## Written task
Provide the number of lines containing the word "ἀντὶ", and nothing else.

## Raw records
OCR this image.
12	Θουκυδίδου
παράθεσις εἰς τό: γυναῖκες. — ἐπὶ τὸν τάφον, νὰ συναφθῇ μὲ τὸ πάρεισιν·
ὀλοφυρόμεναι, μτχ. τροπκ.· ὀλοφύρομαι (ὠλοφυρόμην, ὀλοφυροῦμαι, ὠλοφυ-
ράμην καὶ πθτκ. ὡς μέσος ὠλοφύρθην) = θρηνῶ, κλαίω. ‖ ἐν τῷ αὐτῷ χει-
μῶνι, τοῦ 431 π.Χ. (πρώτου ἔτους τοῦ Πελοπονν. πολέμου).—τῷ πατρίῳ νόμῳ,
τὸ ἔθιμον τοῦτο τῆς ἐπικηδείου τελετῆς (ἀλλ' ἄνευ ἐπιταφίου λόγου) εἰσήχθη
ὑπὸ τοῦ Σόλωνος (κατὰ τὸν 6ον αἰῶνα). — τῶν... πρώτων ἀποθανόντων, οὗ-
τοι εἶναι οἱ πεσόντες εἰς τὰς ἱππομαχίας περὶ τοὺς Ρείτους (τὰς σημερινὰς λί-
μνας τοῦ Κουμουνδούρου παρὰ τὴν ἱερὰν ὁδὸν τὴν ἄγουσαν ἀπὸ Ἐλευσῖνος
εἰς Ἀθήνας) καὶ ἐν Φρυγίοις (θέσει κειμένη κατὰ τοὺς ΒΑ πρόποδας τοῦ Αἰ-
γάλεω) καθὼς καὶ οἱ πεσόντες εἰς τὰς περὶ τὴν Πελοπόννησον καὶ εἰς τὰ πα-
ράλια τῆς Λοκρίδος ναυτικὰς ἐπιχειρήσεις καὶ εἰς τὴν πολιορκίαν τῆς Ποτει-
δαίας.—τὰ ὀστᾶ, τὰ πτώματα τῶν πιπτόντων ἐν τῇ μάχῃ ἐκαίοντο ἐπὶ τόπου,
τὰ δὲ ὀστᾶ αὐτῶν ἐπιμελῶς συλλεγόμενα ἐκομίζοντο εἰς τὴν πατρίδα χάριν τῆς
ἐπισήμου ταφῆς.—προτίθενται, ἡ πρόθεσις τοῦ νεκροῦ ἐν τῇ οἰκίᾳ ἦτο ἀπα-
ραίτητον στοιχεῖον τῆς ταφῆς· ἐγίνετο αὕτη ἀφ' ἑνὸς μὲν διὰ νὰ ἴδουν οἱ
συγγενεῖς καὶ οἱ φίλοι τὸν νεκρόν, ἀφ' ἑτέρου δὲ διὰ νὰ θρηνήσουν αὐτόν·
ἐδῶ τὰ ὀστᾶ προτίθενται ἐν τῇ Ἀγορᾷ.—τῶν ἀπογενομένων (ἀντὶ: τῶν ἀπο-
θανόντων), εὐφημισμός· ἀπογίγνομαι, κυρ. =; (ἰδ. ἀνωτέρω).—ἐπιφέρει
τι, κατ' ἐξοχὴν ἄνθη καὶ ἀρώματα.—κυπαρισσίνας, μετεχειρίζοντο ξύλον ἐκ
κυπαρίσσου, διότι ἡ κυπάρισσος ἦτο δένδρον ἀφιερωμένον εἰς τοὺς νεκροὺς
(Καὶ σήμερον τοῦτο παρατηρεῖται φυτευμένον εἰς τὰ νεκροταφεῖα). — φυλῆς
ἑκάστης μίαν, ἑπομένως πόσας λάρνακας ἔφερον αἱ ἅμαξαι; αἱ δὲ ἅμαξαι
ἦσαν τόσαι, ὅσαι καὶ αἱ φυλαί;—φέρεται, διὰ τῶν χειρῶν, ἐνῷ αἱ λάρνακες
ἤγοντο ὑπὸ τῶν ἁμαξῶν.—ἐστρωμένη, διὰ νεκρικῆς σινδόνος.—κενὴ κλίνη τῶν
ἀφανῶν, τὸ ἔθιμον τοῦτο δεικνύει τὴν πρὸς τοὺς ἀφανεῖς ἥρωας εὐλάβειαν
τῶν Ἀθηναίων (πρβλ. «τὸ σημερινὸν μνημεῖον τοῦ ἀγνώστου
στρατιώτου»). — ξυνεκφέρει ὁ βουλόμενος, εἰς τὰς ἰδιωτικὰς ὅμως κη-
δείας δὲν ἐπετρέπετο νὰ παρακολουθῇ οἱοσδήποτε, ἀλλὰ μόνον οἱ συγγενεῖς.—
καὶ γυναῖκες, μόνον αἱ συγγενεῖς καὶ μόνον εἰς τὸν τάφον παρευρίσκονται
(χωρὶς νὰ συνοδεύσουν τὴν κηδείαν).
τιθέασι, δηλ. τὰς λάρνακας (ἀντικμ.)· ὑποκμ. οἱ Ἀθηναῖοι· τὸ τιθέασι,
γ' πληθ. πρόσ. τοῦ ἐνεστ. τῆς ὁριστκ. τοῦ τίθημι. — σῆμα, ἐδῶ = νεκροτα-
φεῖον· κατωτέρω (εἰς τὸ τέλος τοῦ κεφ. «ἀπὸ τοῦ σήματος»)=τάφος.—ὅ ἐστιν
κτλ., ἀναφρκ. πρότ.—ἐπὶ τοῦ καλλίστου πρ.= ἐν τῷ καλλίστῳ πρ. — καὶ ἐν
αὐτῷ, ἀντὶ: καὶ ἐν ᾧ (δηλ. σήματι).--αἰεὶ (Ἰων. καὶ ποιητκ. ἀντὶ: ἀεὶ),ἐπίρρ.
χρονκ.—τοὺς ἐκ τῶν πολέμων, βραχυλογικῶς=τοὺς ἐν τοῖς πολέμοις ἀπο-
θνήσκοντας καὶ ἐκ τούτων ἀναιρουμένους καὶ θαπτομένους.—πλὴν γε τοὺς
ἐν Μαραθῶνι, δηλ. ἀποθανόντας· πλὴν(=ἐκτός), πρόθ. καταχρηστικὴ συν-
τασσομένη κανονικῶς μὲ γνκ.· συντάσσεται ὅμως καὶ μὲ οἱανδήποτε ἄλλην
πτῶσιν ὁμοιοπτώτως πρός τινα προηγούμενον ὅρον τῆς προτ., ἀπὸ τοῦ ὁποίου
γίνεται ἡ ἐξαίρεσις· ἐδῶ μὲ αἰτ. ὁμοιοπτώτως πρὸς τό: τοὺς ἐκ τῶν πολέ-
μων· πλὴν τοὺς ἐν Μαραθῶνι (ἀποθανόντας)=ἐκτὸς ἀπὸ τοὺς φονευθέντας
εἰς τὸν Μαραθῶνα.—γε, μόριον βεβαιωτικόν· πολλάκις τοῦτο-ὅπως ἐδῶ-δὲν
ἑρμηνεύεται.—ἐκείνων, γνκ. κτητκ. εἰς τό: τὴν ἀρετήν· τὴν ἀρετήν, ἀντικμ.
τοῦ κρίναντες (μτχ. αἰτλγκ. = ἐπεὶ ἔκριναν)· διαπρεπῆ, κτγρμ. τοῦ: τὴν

## Response for this exercise
2